Exercise materials:

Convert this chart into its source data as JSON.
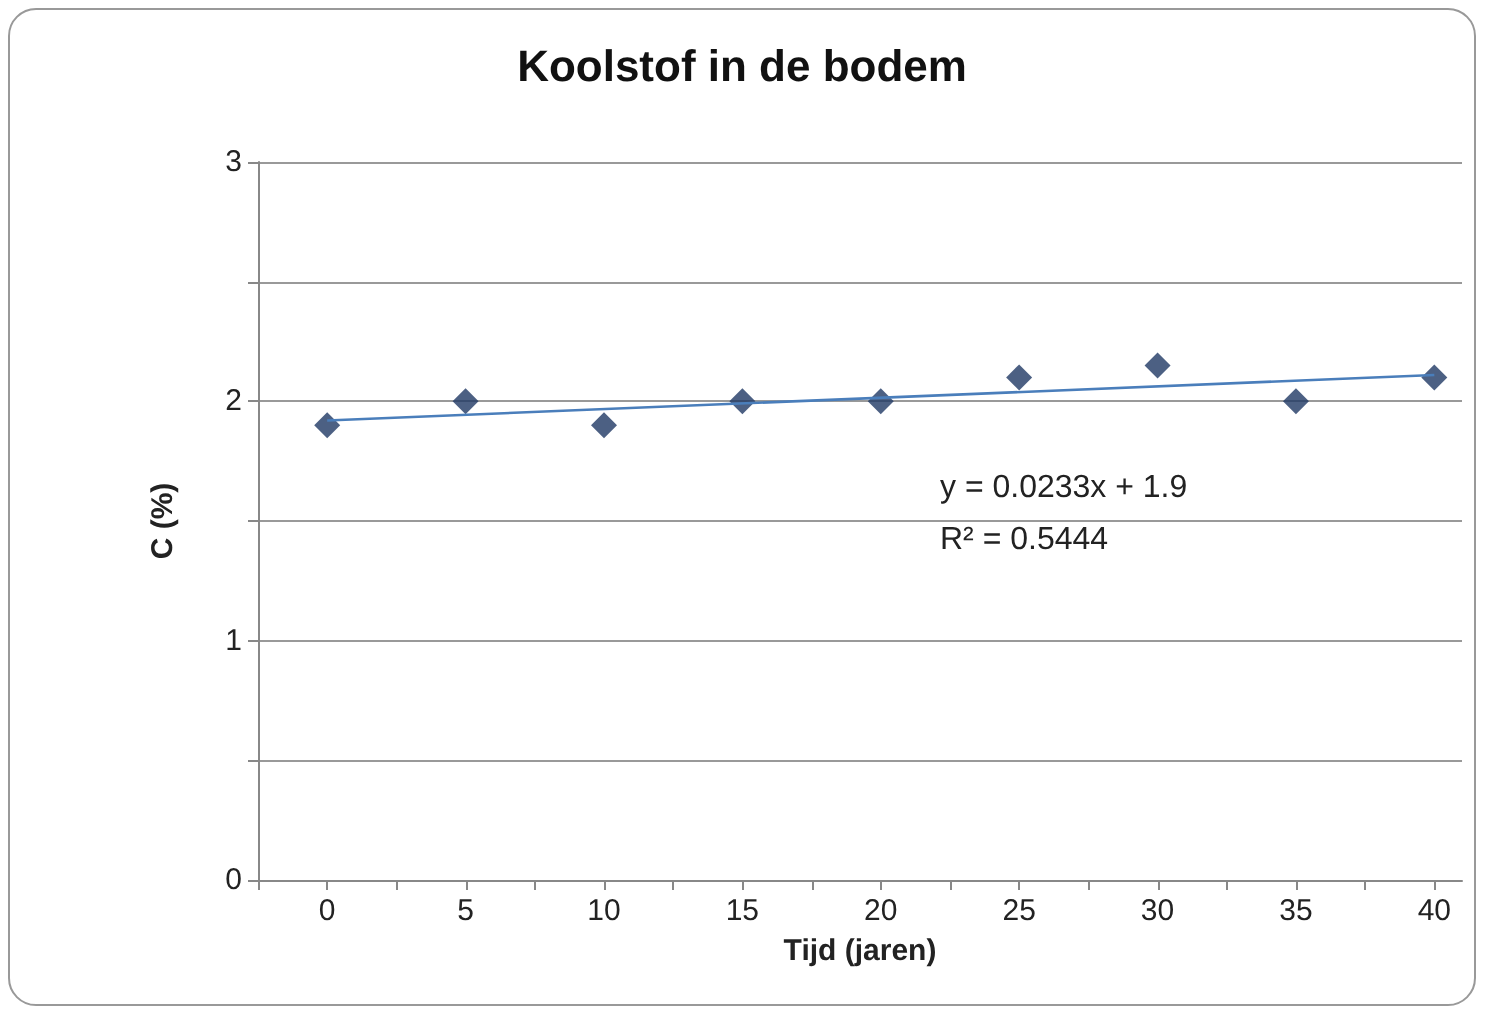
{
  "chart_data": {
    "type": "scatter",
    "title": "Koolstof in de bodem",
    "xlabel": "Tijd (jaren)",
    "ylabel": "C (%)",
    "x": [
      0,
      5,
      10,
      15,
      20,
      25,
      30,
      35,
      40
    ],
    "series": [
      {
        "color": "#1f3864",
        "marker": "diamond",
        "values": [
          1.9,
          2.0,
          1.9,
          2.0,
          2.0,
          2.1,
          2.15,
          2.0,
          2.1
        ]
      },
      {
        "type": "line",
        "color": "#4a7ebb",
        "marker": "none",
        "x": [
          0,
          40
        ],
        "values": [
          1.92,
          2.11
        ]
      }
    ],
    "xlim": [
      -2.5,
      41
    ],
    "xticks": [
      {
        "value": -2.5,
        "label": null
      },
      0,
      {
        "value": 2.5,
        "label": null
      },
      5,
      {
        "value": 7.5,
        "label": null
      },
      10,
      {
        "value": 12.5,
        "label": null
      },
      15,
      {
        "value": 17.5,
        "label": null
      },
      20,
      {
        "value": 22.5,
        "label": null
      },
      25,
      {
        "value": 27.5,
        "label": null
      },
      30,
      {
        "value": 32.5,
        "label": null
      },
      35,
      {
        "value": 37.5,
        "label": null
      },
      40
    ],
    "ylim": [
      0,
      3
    ],
    "yticks": [
      0,
      {
        "value": 0.5,
        "label": null
      },
      1,
      {
        "value": 1.5,
        "label": null
      },
      2,
      {
        "value": 2.5,
        "label": null
      },
      3
    ],
    "grid": "y",
    "annotations": [
      "y = 0.0233x + 1.9",
      "R² = 0.5444"
    ]
  }
}
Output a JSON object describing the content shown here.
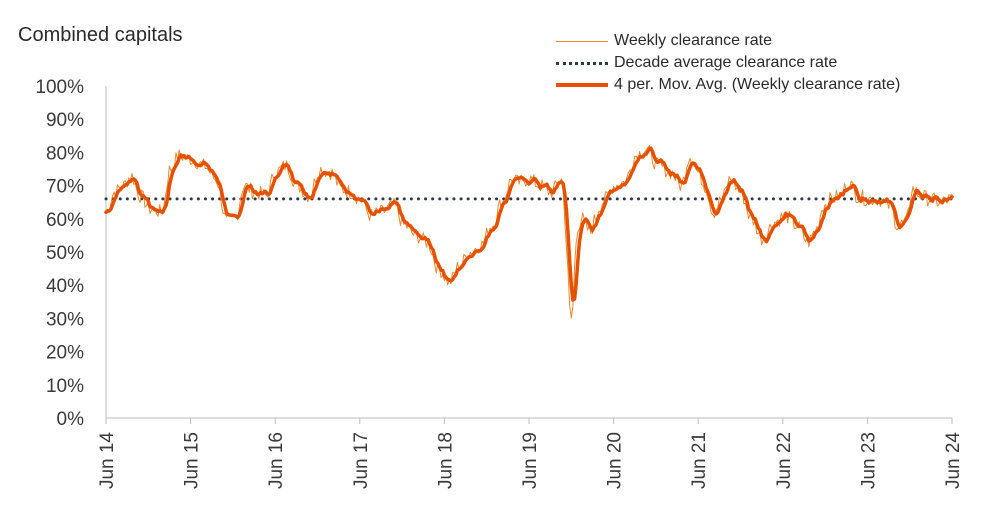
{
  "chart_data": {
    "type": "line",
    "title": "Combined capitals",
    "xlabel": "",
    "ylabel": "",
    "ylim": [
      0,
      100
    ],
    "yticks": [
      "100%",
      "90%",
      "80%",
      "70%",
      "60%",
      "50%",
      "40%",
      "30%",
      "20%",
      "10%",
      "0%"
    ],
    "ytick_values": [
      100,
      90,
      80,
      70,
      60,
      50,
      40,
      30,
      20,
      10,
      0
    ],
    "xticks": [
      "Jun 14",
      "Jun 15",
      "Jun 16",
      "Jun 17",
      "Jun 18",
      "Jun 19",
      "Jun 20",
      "Jun 21",
      "Jun 22",
      "Jun 23",
      "Jun 24"
    ],
    "xtick_values": [
      2014.42,
      2015.42,
      2016.42,
      2017.42,
      2018.42,
      2019.42,
      2020.42,
      2021.42,
      2022.42,
      2023.42,
      2024.42
    ],
    "xlim": [
      2014.42,
      2024.42
    ],
    "decade_average": 66,
    "legend": {
      "weekly": "Weekly clearance rate",
      "decade": "Decade average clearance rate",
      "mavg": "4 per. Mov. Avg. (Weekly clearance rate)"
    },
    "series_knots": {
      "name": "Weekly clearance rate",
      "x": [
        2014.42,
        2014.52,
        2014.62,
        2014.72,
        2014.82,
        2014.95,
        2015.08,
        2015.18,
        2015.28,
        2015.42,
        2015.58,
        2015.72,
        2015.85,
        2015.95,
        2016.05,
        2016.18,
        2016.32,
        2016.42,
        2016.55,
        2016.68,
        2016.82,
        2016.95,
        2017.08,
        2017.2,
        2017.32,
        2017.42,
        2017.55,
        2017.68,
        2017.82,
        2017.95,
        2018.08,
        2018.22,
        2018.35,
        2018.48,
        2018.6,
        2018.72,
        2018.85,
        2018.98,
        2019.1,
        2019.22,
        2019.3,
        2019.42,
        2019.55,
        2019.68,
        2019.8,
        2019.92,
        2020.0,
        2020.05,
        2020.1,
        2020.15,
        2020.2,
        2020.26,
        2020.32,
        2020.42,
        2020.55,
        2020.68,
        2020.8,
        2020.95,
        2021.1,
        2021.22,
        2021.32,
        2021.42,
        2021.5,
        2021.6,
        2021.7,
        2021.8,
        2021.92,
        2022.05,
        2022.18,
        2022.32,
        2022.45,
        2022.58,
        2022.72,
        2022.82,
        2022.9,
        2023.0,
        2023.1,
        2023.2,
        2023.3,
        2023.42,
        2023.55,
        2023.68,
        2023.78,
        2023.88,
        2023.95,
        2024.05,
        2024.15,
        2024.28,
        2024.42
      ],
      "y": [
        62,
        68,
        70,
        73,
        67,
        63,
        62,
        75,
        79,
        78,
        76,
        72,
        59,
        60,
        70,
        68,
        67,
        74,
        76,
        70,
        67,
        75,
        74,
        69,
        68,
        66,
        61,
        62,
        64,
        58,
        55,
        53,
        45,
        41,
        46,
        50,
        52,
        58,
        65,
        72,
        71,
        72,
        70,
        68,
        72,
        34,
        58,
        60,
        57,
        56,
        60,
        64,
        66,
        70,
        71,
        79,
        81,
        76,
        74,
        70,
        79,
        74,
        70,
        62,
        66,
        72,
        68,
        60,
        54,
        59,
        61,
        58,
        53,
        57,
        64,
        66,
        67,
        71,
        67,
        66,
        66,
        64,
        58,
        59,
        69,
        67,
        66,
        65,
        66
      ]
    }
  }
}
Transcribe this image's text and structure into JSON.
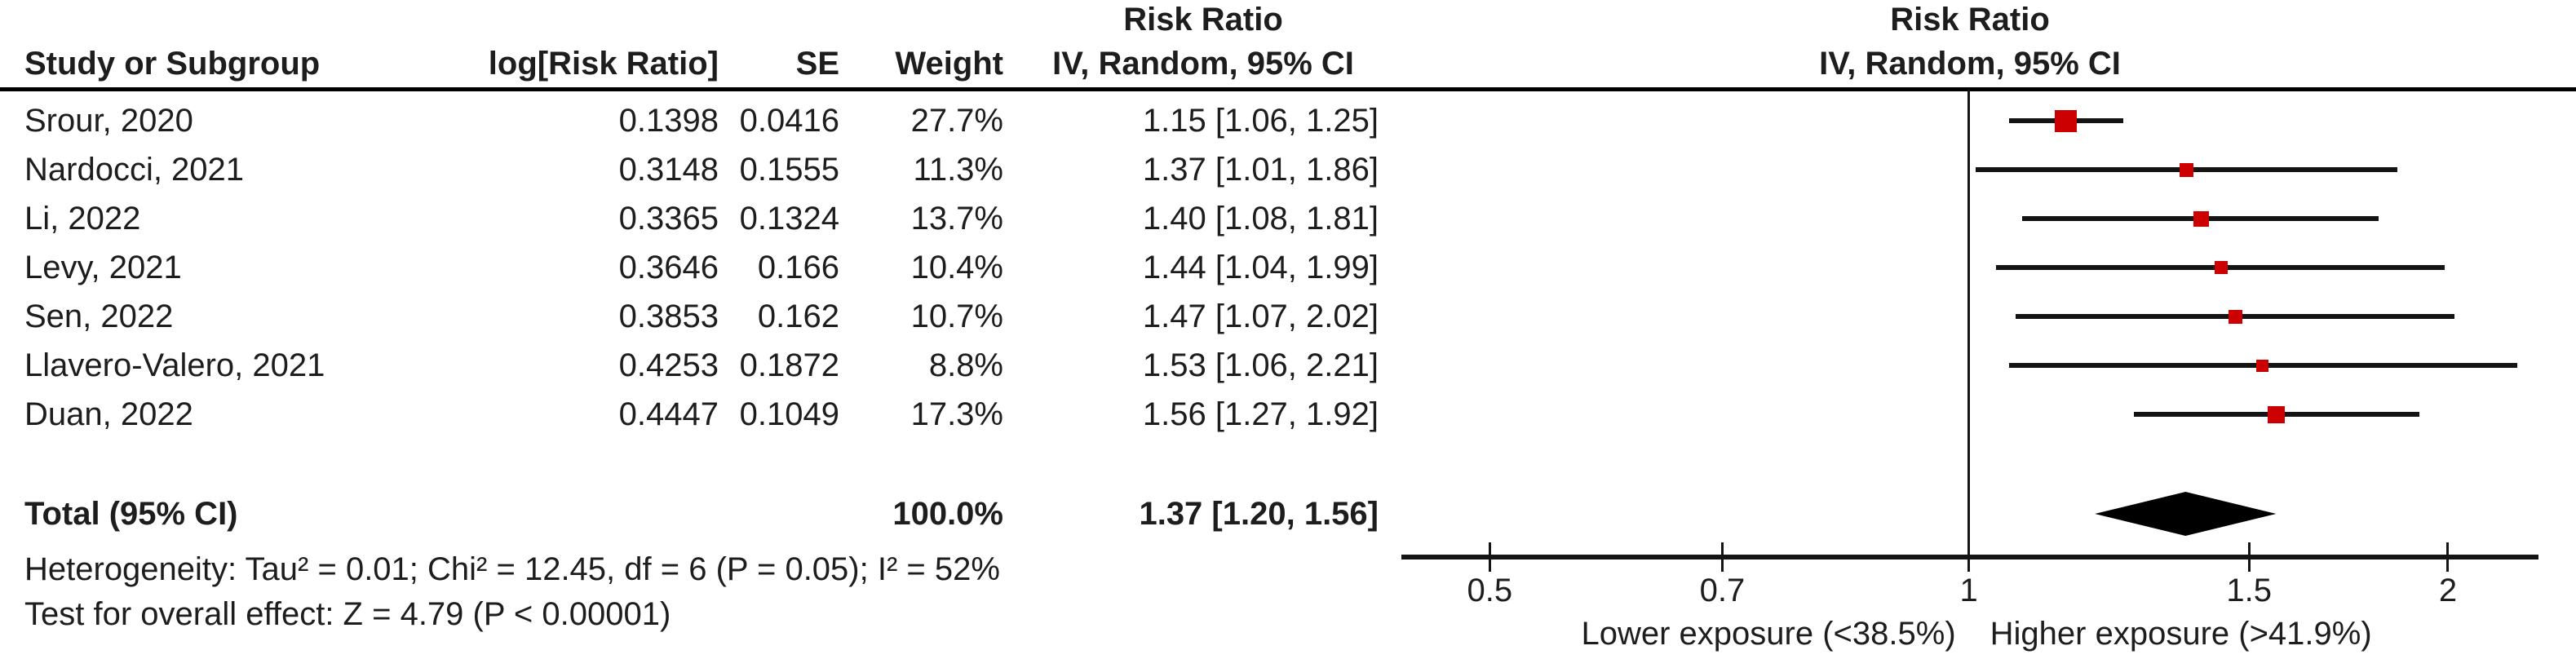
{
  "header": {
    "table_effect_title": "Risk Ratio",
    "plot_effect_title": "Risk Ratio",
    "plot_subtitle": "IV, Random, 95% CI",
    "columns": [
      "Study or Subgroup",
      "log[Risk Ratio]",
      "SE",
      "Weight",
      "IV, Random, 95% CI"
    ]
  },
  "colors": {
    "marker": "#CC0000",
    "diamond": "#000000",
    "line": "#141414"
  },
  "chart_data": {
    "type": "forest",
    "effect_measure": "Risk Ratio",
    "model": "IV, Random, 95% CI",
    "x_scale": "log",
    "axis": {
      "min": 0.44,
      "max": 2.28,
      "null_value": 1,
      "ticks": [
        0.5,
        0.7,
        1,
        1.5,
        2
      ],
      "left_label": "Lower exposure (<38.5%)",
      "right_label": "Higher exposure (>41.9%)"
    },
    "studies": [
      {
        "study": "Srour, 2020",
        "log_rr": "0.1398",
        "se": "0.0416",
        "weight": "27.7%",
        "weight_pct": 27.7,
        "rr": 1.15,
        "lo": 1.06,
        "hi": 1.25,
        "ci_text": "1.15 [1.06, 1.25]"
      },
      {
        "study": "Nardocci, 2021",
        "log_rr": "0.3148",
        "se": "0.1555",
        "weight": "11.3%",
        "weight_pct": 11.3,
        "rr": 1.37,
        "lo": 1.01,
        "hi": 1.86,
        "ci_text": "1.37 [1.01, 1.86]"
      },
      {
        "study": "Li, 2022",
        "log_rr": "0.3365",
        "se": "0.1324",
        "weight": "13.7%",
        "weight_pct": 13.7,
        "rr": 1.4,
        "lo": 1.08,
        "hi": 1.81,
        "ci_text": "1.40 [1.08, 1.81]"
      },
      {
        "study": "Levy, 2021",
        "log_rr": "0.3646",
        "se": "0.166",
        "weight": "10.4%",
        "weight_pct": 10.4,
        "rr": 1.44,
        "lo": 1.04,
        "hi": 1.99,
        "ci_text": "1.44 [1.04, 1.99]"
      },
      {
        "study": "Sen, 2022",
        "log_rr": "0.3853",
        "se": "0.162",
        "weight": "10.7%",
        "weight_pct": 10.7,
        "rr": 1.47,
        "lo": 1.07,
        "hi": 2.02,
        "ci_text": "1.47 [1.07, 2.02]"
      },
      {
        "study": "Llavero-Valero, 2021",
        "log_rr": "0.4253",
        "se": "0.1872",
        "weight": "8.8%",
        "weight_pct": 8.8,
        "rr": 1.53,
        "lo": 1.06,
        "hi": 2.21,
        "ci_text": "1.53 [1.06, 2.21]"
      },
      {
        "study": "Duan, 2022",
        "log_rr": "0.4447",
        "se": "0.1049",
        "weight": "17.3%",
        "weight_pct": 17.3,
        "rr": 1.56,
        "lo": 1.27,
        "hi": 1.92,
        "ci_text": "1.56 [1.27, 1.92]"
      }
    ],
    "total": {
      "label": "Total (95% CI)",
      "weight": "100.0%",
      "rr": 1.37,
      "lo": 1.2,
      "hi": 1.56,
      "ci_text": "1.37 [1.20, 1.56]"
    },
    "footnotes": {
      "heterogeneity": "Heterogeneity: Tau² = 0.01; Chi² = 12.45, df = 6 (P = 0.05); I² = 52%",
      "overall_effect": "Test for overall effect: Z = 4.79 (P < 0.00001)"
    }
  }
}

Given request: Look through the entries above and report each line where the string "type" occurs.

Exercise answer:
    "type": "scatter",
        "type": "line",
    "type": "line",
    "type": "forest",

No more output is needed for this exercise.